(CONSIGNE): Prolongez le texte sur l'évaluation dans le service public en reprenant juste après sa dernière phrase.

(TEXTE SOURCE):
§
Qu’adviendra-t-il du service public, de sa dimension fondatrice des valeurs de la république et de la cohésion sociale qu’il est censé garantir.

On a perdu de vue la différence essentielle entre le privé et le service public : la notion d’intérêt général, le sens du collectif.  La capacité de mener et de financer des investissements à long terme, comme l’ont été en leur temps le réseau ferroviaire, l’énergie (charbonnage, nucléaire…) ou plus récemment la naissance de l’Internet, autant d’enjeux et de leviers économiques qui sont remis en cause aujourd’hui et qui menacent le fonctionnement même de la démocratie.

Pour développer tous ces points et les enjeux qui leur sont reliées nous tenterons de répondre en 10 questions, aux formes et aux implications de l’évaluation dans le service public d’aujourd’hui.

1. Pourquoi et à qui rendre compte ?

Selon la définition du dictionnaire, Évaluer, c’est porter un jugement sur une donnée en référence à une valeur.

Le Centre National de Ressources Textuelles et Linguistiques (CNRTL) : " Estimer, juger pour déterminer la valeur." (http://www.cnrtl.fr/definition/%C3%A9valuer)

Pour le chercheur Aurélien Ragaigne, « l’évaluation (dans le service public) cherche à apprécier les effets directs et indirects d’une politique, d’une réforme, d’une action, d’une mission par rapport aux objectifs fixés ou implicites.

Elle pose avec vigueur la nécessité de clarification des objectifs des services publics - donc des missions. En même temps, elle organise le retour d’expérience qui permet de mettre en œuvre l’amélioration du service et son adaptation aux évolutions des besoins. »

Selon Roland Gori (la Folie évaluation)

« Qui oserait refuser aujourd’hui l’évaluation ? Elle ne veut que le bien général : maximiser la qualité des services rendus et obtenir la meilleure rentabilité des deniers publics… »

Pour autant cette question n’est que partiellement résolue, à qui rendre compte pose aussi la question posée par Vincent de Gaulejac dans son ouvrage « Travail les raisons de la colère ».

Les trois dimensions du pouvoir de l’évaluation /CF. Gaulejac

Le pouvoir d’imposer sa vision, son système de valeurs

Le pouvoir d’imposer ses règles du jeu, les manières de faire, les critères.

Le pouvoir d’imposer son interprétation des résultats en fonction de ce que l’on cherche à obtenir.

L’évaluation s’est imposée avec le fait que les services publics ont à rendre des comptes et à justifier leurs actions.
§
(DONNÉES FOURNIES):
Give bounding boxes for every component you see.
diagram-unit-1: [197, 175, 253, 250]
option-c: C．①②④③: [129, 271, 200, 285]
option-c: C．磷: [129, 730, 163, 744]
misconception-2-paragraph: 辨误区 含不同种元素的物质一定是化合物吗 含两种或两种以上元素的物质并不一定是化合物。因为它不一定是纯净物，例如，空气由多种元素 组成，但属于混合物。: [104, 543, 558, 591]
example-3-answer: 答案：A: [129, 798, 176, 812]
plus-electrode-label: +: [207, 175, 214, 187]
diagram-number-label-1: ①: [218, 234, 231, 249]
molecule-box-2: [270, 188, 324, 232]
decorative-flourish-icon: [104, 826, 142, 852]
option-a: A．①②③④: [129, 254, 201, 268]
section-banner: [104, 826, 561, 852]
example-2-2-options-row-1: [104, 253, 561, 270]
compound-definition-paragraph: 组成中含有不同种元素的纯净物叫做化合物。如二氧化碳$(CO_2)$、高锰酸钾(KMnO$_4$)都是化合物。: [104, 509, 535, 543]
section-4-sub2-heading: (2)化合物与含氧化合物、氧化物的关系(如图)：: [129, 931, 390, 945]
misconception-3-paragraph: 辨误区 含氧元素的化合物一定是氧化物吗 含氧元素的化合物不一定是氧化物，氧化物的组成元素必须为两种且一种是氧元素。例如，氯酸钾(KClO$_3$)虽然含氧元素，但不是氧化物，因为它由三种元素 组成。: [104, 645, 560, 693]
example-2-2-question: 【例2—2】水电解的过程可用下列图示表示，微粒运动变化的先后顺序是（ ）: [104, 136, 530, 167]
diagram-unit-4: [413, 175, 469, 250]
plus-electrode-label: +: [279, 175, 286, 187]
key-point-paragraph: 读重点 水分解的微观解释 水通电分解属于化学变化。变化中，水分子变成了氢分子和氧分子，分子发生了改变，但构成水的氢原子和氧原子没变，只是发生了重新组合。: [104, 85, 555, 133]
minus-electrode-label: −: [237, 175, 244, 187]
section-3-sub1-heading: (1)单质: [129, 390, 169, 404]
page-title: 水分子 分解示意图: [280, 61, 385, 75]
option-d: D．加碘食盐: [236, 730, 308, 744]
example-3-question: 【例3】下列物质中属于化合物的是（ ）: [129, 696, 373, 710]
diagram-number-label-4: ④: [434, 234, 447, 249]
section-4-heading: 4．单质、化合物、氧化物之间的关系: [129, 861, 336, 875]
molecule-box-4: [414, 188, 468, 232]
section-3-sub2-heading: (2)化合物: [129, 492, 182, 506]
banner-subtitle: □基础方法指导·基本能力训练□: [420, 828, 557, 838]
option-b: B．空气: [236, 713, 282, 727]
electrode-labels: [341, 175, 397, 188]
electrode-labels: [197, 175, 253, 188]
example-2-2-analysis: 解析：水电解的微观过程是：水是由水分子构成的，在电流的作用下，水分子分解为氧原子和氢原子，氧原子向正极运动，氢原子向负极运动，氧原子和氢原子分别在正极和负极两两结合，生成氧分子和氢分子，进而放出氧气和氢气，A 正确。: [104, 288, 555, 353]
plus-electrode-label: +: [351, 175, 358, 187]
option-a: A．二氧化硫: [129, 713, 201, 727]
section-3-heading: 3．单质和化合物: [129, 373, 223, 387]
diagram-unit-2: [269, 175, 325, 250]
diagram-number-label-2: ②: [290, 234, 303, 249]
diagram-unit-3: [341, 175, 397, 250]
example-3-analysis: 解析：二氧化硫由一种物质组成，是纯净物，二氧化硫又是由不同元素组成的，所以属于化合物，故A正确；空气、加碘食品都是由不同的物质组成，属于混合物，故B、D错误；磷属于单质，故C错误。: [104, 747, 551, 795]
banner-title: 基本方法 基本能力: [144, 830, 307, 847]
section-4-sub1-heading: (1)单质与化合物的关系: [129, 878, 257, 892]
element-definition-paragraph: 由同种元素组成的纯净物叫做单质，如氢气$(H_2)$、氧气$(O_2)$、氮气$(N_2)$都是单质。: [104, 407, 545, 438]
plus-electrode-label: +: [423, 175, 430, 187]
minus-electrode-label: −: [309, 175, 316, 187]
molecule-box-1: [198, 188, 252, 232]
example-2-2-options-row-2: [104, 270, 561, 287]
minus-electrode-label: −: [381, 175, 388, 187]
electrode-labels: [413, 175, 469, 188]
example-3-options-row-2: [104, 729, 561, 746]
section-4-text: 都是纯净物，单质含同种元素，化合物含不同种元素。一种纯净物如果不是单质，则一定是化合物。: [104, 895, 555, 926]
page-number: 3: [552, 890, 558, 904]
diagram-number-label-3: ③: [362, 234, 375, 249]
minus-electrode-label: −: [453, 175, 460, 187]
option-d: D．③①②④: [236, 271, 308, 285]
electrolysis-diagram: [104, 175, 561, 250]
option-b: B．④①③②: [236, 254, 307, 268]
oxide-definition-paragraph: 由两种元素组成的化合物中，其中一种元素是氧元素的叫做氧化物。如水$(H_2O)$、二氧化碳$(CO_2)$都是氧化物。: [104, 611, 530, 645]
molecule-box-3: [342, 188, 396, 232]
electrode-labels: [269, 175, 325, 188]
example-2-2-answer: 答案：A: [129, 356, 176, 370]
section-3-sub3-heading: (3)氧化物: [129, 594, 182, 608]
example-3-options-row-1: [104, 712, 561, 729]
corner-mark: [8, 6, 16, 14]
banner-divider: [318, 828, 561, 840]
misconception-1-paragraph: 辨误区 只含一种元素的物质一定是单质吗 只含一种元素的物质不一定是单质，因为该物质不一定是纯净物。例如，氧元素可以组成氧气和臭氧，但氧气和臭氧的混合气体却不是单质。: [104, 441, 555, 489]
§
(VOTRE RÉPONSE):
Or la manière dont les indicateurs sont déterminés peut introduire des biais ou traduire des rapports de pouvoir, notamment dans les approches quantitatives qui sont en vigueur actuellement.

Plus globalement c’est l'approche normative qui semble l’avoir emporté sur l’approche compréhensive.

2. Comment concilier l’intérêt général et la satisfaction d’intérêts particuliers ?

La mission et la vocation du service public dépassent la seule finalité économique et individualiste.

Sa mission première est de servir l’intérêt général. La vocation du service public est de contribuer à la cohésion de la société, d’influer sur l’environnement socio-économique des administrés.

C’est ce qui fait l’essentiel de la différence entre le public et le privé : les organisations privées ont pour vocation de servir leur propre intérêt.. Les organisations publiques servent des intérêts qui les dépassent.

La somme des intérêts individuels ne pouvant suffire à définir l’intérêt général.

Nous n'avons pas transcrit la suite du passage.